* begin Entries supplied *

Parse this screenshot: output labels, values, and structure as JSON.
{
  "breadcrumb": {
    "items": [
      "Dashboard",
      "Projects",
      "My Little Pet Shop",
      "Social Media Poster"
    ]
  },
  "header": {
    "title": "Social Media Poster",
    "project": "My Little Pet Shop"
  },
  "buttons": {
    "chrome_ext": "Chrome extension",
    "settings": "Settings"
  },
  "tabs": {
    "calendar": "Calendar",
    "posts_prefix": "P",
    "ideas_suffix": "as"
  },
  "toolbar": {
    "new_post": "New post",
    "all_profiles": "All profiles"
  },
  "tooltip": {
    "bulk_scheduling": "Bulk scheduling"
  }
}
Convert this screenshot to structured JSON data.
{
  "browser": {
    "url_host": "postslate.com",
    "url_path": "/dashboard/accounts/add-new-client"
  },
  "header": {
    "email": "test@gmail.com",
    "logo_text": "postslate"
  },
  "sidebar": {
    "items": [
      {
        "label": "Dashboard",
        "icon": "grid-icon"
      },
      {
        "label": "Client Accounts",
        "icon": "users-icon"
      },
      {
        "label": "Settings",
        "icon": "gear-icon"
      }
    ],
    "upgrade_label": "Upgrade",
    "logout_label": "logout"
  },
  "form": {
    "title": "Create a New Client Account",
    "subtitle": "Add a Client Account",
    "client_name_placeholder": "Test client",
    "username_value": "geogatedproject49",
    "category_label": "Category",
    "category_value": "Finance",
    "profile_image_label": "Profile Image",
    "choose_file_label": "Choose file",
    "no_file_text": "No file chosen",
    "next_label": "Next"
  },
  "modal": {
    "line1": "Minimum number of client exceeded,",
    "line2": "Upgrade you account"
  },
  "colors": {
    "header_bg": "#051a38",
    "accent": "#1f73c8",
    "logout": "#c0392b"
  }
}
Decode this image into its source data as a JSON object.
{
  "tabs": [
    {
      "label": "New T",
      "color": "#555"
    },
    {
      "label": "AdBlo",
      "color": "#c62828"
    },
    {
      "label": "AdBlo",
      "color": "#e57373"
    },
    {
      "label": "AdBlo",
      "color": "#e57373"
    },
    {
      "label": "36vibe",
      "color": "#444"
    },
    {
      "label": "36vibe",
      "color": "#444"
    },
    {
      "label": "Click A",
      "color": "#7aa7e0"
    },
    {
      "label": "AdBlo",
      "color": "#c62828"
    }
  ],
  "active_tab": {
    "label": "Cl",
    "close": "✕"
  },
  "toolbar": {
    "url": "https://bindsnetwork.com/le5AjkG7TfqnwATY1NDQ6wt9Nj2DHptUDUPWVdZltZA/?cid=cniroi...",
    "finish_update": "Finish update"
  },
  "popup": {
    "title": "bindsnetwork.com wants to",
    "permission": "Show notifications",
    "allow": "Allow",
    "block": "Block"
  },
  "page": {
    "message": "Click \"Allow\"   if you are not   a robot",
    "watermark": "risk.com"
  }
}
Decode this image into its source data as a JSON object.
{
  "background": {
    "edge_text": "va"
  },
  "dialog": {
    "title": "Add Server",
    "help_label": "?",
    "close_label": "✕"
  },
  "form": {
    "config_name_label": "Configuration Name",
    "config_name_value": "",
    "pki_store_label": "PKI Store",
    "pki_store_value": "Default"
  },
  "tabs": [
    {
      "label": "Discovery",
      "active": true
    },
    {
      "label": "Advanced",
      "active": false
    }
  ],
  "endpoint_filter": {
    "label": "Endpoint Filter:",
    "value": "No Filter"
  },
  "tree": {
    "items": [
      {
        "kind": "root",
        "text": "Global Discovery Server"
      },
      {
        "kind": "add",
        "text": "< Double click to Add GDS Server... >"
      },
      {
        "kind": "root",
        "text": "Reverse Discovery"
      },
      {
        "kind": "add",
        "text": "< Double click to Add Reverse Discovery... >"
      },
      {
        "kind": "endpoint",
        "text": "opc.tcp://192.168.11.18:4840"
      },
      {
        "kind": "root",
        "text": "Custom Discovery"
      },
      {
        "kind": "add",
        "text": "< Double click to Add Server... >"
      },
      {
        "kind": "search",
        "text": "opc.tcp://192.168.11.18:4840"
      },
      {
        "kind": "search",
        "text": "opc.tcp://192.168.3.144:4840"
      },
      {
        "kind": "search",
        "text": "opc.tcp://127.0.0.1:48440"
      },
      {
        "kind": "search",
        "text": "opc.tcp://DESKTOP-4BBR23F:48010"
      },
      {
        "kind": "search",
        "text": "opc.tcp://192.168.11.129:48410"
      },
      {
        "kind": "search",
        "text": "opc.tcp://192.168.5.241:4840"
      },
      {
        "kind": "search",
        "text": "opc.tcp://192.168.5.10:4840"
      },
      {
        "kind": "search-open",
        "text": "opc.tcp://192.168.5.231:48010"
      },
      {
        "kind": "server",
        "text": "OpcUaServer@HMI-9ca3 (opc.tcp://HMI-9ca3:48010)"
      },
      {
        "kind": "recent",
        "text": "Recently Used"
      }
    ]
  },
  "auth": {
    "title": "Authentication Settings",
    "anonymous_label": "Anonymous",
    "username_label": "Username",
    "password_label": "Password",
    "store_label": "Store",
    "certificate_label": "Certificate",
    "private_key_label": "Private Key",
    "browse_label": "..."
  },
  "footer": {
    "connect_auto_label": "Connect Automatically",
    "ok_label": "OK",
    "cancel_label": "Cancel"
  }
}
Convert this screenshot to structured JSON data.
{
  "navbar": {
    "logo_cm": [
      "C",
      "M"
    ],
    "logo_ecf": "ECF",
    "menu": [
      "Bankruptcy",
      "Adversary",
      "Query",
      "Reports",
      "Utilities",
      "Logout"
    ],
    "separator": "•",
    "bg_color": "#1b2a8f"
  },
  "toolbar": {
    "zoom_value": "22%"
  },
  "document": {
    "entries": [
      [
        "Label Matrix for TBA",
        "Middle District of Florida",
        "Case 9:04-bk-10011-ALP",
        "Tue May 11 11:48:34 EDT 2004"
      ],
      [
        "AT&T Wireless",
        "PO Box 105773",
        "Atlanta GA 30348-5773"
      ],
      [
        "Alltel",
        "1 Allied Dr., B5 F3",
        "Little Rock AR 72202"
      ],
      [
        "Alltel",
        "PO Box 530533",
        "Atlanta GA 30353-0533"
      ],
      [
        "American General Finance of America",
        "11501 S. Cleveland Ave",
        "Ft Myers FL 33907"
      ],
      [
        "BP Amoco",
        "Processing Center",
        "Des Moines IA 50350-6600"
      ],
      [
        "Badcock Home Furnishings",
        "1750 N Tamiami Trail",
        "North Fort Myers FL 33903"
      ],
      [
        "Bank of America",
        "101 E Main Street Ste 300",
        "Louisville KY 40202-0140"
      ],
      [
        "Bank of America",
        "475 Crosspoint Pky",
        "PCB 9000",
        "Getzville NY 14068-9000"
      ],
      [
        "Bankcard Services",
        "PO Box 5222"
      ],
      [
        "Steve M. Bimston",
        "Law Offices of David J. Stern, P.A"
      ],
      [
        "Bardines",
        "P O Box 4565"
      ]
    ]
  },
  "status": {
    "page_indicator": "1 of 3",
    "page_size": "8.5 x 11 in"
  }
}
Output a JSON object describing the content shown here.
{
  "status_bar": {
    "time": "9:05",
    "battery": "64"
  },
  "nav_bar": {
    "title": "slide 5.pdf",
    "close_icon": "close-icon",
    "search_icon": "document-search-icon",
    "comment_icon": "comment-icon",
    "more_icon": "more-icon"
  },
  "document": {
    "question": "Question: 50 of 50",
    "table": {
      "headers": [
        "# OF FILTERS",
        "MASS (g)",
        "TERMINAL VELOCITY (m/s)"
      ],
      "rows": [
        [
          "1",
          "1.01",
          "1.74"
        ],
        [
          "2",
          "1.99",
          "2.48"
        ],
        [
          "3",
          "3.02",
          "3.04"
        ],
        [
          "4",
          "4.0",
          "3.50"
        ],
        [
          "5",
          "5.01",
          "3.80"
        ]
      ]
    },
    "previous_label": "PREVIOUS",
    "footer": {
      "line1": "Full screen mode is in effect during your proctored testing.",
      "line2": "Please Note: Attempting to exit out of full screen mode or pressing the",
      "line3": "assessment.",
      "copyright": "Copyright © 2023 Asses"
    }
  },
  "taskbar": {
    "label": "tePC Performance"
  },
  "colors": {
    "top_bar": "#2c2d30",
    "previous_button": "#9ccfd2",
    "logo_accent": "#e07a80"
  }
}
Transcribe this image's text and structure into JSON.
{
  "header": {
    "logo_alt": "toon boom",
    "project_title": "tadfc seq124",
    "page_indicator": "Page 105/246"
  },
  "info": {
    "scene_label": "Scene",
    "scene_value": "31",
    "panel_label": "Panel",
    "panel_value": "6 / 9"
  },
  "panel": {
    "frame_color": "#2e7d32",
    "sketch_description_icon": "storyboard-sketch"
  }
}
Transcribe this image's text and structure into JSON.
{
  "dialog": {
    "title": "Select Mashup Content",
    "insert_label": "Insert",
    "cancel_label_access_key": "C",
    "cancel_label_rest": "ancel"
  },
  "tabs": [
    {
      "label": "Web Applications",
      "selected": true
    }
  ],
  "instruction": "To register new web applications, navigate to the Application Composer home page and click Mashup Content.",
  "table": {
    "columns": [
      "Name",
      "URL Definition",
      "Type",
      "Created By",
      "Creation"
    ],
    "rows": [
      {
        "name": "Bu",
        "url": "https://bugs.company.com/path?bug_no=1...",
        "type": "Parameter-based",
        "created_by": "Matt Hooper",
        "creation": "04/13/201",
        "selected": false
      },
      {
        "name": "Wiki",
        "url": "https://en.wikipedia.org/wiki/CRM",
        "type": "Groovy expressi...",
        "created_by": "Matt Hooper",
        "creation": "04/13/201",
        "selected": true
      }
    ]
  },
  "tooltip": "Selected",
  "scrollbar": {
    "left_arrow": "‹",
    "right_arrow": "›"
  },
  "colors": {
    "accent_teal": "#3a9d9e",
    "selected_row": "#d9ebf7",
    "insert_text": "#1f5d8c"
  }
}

* end Entries supplied *

Short problem: Filter the listing above for the string "Mashup" and copy every matching line.

Finished exercise:
    "title": "Select Mashup Content",
  "instruction": "To register new web applications, navigate to the Application Composer home page and click Mashup Content.",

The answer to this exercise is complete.